→ **Exercise brief**
Copy out each line containing "Ваша" from the entries below.

[Records contained in a dataset]
━━━━━━━━━━━━━━━━

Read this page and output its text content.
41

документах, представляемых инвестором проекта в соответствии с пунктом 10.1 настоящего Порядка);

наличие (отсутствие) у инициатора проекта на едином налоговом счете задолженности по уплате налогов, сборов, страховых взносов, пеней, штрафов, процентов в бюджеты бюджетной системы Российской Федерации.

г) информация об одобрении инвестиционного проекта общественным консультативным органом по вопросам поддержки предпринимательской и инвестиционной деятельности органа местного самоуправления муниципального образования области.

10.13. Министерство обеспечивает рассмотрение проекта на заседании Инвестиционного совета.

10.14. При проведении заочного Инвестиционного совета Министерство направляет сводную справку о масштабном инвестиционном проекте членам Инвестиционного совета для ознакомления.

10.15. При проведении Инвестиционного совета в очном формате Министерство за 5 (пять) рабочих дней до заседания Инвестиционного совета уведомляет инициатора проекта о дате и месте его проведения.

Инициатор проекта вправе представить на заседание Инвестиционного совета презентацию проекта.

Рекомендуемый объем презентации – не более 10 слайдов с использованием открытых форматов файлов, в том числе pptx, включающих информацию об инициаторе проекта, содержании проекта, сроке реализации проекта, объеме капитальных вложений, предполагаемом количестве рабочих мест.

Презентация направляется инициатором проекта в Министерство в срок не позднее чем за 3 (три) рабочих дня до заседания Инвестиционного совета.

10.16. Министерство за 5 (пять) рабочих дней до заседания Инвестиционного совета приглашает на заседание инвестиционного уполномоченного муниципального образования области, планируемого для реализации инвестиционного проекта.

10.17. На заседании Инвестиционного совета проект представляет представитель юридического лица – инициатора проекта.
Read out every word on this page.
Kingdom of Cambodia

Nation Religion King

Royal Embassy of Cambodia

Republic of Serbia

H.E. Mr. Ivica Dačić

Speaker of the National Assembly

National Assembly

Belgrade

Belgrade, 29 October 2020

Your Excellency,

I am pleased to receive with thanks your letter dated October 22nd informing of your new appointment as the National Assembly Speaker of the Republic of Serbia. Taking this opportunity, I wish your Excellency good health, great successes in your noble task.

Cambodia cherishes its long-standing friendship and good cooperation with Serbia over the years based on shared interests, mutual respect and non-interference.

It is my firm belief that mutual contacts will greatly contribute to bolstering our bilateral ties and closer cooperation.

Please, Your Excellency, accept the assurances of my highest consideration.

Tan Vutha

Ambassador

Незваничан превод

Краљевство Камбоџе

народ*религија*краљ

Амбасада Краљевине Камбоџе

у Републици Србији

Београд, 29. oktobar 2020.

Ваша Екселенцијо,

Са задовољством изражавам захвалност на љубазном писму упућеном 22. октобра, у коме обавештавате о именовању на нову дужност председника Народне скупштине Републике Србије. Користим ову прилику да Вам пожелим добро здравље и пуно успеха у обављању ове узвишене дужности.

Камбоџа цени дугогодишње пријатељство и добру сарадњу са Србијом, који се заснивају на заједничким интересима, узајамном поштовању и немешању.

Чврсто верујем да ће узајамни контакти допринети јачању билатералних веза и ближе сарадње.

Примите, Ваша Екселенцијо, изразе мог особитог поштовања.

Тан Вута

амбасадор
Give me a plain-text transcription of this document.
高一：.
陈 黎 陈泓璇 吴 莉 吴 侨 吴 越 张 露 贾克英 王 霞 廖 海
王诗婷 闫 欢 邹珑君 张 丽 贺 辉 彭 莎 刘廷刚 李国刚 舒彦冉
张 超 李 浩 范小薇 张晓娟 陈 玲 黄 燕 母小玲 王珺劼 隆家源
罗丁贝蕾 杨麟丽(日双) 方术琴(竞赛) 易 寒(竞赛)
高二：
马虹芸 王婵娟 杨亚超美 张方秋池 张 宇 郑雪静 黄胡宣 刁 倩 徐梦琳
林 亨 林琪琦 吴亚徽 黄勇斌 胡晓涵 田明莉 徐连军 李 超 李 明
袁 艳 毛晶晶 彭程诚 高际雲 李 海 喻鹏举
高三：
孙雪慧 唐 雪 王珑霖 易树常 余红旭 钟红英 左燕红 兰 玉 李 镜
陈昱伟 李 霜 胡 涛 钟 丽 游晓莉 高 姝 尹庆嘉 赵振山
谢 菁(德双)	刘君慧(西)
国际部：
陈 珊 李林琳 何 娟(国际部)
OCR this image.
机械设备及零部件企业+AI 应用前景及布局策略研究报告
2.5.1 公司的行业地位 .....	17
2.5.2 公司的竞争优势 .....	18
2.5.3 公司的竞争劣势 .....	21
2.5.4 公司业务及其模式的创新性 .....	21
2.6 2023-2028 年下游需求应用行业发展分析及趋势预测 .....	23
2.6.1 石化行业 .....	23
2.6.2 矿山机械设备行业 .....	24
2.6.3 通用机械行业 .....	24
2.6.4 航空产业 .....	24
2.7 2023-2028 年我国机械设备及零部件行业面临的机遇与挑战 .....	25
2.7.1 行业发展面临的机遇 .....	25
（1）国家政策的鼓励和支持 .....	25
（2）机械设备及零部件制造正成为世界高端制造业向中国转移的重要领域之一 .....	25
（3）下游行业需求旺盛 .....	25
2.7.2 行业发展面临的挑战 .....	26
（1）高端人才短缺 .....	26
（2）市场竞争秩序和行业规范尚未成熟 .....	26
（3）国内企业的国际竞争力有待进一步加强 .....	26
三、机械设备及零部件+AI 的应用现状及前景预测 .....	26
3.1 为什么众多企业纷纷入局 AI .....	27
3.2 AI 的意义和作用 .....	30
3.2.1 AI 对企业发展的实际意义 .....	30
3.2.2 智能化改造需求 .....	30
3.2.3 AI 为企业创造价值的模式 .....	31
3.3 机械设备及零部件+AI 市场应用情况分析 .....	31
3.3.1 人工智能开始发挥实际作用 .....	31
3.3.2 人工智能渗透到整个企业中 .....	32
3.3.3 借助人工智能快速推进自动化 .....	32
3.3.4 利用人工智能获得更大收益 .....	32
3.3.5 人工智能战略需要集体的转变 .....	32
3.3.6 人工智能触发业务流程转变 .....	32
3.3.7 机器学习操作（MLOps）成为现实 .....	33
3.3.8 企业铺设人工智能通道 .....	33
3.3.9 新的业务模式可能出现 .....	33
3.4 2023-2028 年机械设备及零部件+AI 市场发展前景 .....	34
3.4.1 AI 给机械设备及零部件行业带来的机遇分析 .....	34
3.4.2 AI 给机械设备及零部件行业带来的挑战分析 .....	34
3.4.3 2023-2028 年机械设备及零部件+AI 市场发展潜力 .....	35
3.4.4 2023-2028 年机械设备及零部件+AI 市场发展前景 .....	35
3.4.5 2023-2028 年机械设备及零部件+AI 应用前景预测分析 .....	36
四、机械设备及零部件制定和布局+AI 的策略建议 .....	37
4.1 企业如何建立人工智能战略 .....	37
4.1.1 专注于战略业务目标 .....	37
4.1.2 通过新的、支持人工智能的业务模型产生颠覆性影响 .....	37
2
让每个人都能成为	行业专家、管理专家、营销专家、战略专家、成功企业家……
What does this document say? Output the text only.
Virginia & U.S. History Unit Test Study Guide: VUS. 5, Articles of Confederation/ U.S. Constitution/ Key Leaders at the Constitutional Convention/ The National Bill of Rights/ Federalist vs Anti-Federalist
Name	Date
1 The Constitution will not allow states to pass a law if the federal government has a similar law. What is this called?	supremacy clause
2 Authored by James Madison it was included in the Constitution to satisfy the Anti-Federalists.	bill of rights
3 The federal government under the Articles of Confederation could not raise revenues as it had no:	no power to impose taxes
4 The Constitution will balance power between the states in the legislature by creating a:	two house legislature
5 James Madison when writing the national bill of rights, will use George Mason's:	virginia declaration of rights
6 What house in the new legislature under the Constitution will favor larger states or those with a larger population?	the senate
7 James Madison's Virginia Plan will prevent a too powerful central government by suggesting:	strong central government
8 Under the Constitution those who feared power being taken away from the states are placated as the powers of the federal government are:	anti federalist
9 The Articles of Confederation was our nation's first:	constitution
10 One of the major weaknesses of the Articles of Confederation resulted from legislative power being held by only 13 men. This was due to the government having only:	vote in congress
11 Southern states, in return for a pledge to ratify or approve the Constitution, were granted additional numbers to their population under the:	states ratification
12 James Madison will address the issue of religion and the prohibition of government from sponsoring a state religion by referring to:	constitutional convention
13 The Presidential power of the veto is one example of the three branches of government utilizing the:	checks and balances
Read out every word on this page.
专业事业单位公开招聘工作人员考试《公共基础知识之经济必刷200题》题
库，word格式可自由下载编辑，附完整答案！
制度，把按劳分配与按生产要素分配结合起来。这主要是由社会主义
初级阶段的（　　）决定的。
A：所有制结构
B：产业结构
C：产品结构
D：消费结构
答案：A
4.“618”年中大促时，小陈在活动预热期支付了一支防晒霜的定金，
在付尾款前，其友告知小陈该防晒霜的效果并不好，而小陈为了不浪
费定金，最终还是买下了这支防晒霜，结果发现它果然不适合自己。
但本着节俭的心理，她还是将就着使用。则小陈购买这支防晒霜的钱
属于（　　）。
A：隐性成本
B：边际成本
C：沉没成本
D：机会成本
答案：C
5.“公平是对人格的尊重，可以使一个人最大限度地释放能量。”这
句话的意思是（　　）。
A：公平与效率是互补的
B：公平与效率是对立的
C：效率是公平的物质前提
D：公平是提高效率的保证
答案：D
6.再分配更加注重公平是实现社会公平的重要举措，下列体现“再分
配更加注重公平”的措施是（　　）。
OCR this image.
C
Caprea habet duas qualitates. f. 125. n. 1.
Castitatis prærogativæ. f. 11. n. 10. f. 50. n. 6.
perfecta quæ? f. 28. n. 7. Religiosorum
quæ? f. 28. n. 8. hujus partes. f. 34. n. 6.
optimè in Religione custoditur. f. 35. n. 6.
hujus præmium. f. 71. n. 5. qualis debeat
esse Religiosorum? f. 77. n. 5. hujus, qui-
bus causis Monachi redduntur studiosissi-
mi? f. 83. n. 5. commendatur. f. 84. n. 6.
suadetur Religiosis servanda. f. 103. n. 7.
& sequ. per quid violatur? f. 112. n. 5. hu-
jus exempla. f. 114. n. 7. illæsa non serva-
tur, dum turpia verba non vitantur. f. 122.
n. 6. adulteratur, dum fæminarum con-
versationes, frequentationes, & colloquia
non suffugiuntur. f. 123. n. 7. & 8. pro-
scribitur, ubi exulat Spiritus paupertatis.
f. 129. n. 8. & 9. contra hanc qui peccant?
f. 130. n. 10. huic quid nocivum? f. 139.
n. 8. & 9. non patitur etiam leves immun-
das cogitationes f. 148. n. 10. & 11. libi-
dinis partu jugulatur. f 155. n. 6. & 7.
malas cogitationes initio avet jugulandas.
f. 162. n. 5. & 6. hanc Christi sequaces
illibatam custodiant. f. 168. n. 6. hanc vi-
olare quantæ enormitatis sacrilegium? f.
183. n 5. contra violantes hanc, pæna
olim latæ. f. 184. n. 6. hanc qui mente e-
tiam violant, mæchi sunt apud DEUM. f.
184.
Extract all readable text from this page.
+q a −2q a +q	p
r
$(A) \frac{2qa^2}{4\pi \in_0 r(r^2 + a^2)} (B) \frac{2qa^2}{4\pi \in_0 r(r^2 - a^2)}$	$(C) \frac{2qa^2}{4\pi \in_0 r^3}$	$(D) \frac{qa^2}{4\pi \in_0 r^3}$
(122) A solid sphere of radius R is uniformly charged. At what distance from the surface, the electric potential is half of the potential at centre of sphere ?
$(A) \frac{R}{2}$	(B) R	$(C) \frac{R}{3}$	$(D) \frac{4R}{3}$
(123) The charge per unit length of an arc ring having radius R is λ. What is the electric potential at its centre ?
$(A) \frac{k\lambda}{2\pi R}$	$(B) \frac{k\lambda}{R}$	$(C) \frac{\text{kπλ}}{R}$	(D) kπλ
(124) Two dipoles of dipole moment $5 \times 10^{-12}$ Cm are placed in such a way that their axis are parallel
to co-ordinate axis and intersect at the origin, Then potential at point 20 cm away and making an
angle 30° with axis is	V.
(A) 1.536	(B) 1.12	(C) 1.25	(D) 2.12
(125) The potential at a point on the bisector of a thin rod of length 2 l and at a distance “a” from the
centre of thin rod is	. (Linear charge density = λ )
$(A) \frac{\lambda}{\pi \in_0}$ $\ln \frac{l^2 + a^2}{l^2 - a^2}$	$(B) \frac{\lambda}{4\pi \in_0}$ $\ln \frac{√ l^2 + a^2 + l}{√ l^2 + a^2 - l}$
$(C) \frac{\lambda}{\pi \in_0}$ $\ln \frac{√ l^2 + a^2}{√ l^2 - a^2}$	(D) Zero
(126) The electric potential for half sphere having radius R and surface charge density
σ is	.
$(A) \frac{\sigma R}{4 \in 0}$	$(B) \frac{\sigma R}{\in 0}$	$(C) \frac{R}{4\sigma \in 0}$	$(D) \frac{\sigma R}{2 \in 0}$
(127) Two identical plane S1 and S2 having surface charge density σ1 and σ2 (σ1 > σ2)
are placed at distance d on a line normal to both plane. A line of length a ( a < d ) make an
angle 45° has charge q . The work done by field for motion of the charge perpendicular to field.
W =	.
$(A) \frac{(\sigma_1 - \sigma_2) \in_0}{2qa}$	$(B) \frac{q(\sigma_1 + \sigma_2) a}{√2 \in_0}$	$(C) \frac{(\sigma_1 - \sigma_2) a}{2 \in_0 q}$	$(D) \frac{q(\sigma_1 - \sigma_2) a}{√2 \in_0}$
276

━━━━━━━━━━━━━━━━

→ **Answer for the task**
Ваша Екселенцијо,
Примите, Ваша Екселенцијо, изразе мог особитог поштовања.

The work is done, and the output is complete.